## [EXTRAIT DU TEXTE]

——————

EXAMEN DES ARTICLES RATTACHÉS

ARTICLE 50 D (nouveau)

Report de la définition des quartiers prioritaires de la politique de la ville en outre-mer et dispositions transitoires relatives aux contrats de ville

Le présent article repousse d'un an la mise à jour des quartiers prioritaires de la politique de la ville en outre-mer et prévoit des dispositions transitoires permettant de poursuivre les engagements financiers en attendant la finalisation des contrats de ville au premier trimestre 2024.

La commission propose d'adopter cet article sans modification.

I. LE DROIT EXISTANT : LA LOI DE PROGRAMMATION POUR LA VILLE DE 2014 A DÉFINI UNE NOUVELLE GÉOGRAPHIE PRIORITAIRE DE LA POLITIQUE DE LA VILLE, CETTE POLITIQUE ÉTANT MISE EN oeUVRE AU TRAVERS DE CONTRATS DE VILLE

Comme le rapporteur spécial l'a indiqué en présentant les crédits de la mission « Cohésion des territoires », la loi de programmation pour la ville de 201439(*) a instauré, d'une part, le zonage des quartiers prioritaires de la politique de la ville (QPV), d'autre part, le dispositif des contrats de ville qui permet de mettre en oeuvre les actions de la politique de la ville.

1. Les quartiers prioritaires de la politique de la ville définissent le cadre d'intervention privilégié de la politique de la ville...

Les quartiers prioritaires de la politique de la ville (QPV), qui ont pris la suite des anciennes zones urbaines sensibles (ZUS), sont définis par un nombre minimal d'habitants et par un écart de développement économique et social apprécié par un critère de revenu des habitants. Cet écart est défini par rapport, d'une part, au territoire national et, d'autre part, à l'unité urbaine dans laquelle se situe chacun de ces quartiers, selon des modalités qui peuvent varier en fonction de la taille de cette unité urbaine.

Dans les départements et collectivités d'outre-mer, toutefois, ces quartiers peuvent être caractérisés par des critères sociaux, démographiques, économiques ou relatifs à l'habitat, tenant compte des spécificités de chacun de ces territoires.

——————

## [EXERCICES]
1) Recopiez le passage de l'extrait du texte qui va de « EXAMEN DES ARTICLES » jusqu'à « premier trimestre 2024. ».
2) D'après l'extrait du texte, quels critères peuvent caractériser les quartiers prioritaires dans les départements et collectivités d'outre-mer ? Énumérez-les tous.

## [EXTRAIT DE DONNÉES]
——————

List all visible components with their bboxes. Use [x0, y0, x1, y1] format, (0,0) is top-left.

——————

## [RÉPONSES]
1)
EXAMEN DES ARTICLES RATTACHÉS

ARTICLE 50 D (nouveau)

Report de la définition des quartiers prioritaires de la politique de la ville en outre-mer et dispositions transitoires relatives aux contrats de ville

Le présent article repousse d'un an la mise à jour des quartiers prioritaires de la politique de la ville en outre-mer et prévoit des dispositions transitoires permettant de poursuivre les engagements financiers en attendant la finalisation des contrats de ville au premier trimestre 2024.

2) Des critères sociaux, démographiques, économiques ou relatifs à l'habitat.